* _Exercise details_: Narrow the data below down to the lines containing "Residue".

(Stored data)
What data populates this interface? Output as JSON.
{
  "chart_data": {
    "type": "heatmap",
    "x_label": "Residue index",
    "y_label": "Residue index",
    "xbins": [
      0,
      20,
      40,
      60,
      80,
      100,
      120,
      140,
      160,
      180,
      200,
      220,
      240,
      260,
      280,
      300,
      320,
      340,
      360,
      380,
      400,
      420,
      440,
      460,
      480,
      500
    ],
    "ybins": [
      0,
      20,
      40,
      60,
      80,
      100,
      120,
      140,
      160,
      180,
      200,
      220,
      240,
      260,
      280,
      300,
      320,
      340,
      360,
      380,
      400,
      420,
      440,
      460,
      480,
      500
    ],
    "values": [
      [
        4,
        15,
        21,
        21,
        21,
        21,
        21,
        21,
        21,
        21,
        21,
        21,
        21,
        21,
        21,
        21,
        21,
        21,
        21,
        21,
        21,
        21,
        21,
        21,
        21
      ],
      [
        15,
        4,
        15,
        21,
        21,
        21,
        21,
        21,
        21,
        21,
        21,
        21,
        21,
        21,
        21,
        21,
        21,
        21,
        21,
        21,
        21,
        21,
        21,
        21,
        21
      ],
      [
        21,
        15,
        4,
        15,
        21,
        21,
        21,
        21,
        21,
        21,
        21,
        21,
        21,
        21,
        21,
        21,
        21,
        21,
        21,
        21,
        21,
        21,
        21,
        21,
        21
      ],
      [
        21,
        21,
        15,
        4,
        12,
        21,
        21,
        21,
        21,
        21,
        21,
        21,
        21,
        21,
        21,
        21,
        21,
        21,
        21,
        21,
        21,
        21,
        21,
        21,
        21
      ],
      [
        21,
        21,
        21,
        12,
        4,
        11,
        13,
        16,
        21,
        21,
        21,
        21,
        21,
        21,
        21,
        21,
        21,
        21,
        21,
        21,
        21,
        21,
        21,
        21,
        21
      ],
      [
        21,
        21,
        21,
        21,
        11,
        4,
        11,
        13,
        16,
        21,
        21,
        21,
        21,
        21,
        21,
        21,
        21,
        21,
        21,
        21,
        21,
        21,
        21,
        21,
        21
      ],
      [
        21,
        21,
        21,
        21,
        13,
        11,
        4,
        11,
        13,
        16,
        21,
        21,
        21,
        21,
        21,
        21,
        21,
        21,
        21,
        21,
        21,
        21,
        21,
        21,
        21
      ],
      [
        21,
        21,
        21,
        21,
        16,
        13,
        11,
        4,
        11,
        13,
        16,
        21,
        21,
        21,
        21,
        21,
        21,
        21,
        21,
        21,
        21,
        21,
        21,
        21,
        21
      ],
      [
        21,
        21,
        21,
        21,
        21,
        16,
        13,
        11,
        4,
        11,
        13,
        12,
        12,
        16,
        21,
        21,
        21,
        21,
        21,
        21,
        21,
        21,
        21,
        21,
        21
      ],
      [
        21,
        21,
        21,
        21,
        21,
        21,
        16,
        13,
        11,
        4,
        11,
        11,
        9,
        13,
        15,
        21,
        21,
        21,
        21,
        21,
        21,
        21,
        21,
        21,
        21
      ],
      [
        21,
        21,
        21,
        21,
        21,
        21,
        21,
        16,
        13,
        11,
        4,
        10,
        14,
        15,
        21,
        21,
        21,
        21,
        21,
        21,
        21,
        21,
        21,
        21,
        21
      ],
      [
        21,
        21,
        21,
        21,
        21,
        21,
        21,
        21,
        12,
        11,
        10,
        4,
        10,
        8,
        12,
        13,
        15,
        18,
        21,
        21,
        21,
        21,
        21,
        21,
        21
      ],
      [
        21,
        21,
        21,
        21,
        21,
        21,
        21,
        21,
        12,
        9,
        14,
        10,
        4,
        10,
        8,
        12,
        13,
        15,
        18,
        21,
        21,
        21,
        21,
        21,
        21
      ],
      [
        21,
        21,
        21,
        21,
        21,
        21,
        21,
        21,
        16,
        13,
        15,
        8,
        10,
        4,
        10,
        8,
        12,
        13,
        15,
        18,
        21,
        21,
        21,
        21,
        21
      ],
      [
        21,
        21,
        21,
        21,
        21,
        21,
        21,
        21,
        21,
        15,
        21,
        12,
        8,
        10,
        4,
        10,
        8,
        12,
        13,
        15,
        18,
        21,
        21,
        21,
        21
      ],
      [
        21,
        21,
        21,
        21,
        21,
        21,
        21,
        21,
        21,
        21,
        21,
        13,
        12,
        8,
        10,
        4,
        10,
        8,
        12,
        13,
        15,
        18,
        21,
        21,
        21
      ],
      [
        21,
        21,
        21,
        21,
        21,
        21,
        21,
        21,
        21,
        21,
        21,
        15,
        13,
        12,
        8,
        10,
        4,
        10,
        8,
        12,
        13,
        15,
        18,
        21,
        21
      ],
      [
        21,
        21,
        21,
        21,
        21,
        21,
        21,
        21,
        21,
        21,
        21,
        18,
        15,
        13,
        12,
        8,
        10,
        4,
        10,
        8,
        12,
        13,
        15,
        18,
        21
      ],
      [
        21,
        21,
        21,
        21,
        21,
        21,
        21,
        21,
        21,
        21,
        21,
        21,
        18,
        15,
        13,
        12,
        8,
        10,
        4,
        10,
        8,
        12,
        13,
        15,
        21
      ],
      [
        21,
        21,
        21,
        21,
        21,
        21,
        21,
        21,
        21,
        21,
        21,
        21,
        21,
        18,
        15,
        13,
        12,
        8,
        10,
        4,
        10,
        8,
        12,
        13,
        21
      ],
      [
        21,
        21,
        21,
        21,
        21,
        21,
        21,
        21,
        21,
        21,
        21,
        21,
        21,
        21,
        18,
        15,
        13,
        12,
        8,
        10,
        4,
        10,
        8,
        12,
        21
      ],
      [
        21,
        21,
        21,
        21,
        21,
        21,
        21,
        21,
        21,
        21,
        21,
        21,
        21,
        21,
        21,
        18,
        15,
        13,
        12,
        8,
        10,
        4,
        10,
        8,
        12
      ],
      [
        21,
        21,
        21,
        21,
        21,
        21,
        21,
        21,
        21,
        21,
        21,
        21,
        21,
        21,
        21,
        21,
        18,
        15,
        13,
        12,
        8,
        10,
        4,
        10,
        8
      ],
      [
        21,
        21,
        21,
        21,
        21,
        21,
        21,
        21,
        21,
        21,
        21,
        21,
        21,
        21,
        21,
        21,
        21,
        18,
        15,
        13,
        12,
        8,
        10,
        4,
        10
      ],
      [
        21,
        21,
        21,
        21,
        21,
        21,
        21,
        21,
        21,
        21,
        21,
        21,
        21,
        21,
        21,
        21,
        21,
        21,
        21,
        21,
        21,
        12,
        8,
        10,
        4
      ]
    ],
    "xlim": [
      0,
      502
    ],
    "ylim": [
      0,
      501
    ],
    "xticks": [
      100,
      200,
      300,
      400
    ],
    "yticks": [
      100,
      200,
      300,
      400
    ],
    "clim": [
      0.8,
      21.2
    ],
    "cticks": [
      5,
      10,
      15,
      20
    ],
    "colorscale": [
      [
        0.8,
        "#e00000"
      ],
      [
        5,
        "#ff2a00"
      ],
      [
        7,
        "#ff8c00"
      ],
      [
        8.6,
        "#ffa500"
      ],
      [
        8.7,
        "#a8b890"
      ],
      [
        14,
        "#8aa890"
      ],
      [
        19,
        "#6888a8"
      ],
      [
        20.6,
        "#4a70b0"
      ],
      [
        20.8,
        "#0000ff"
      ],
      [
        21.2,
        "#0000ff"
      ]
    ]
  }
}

* _Reply_:
    "x_label": "Residue index",
    "y_label": "Residue index",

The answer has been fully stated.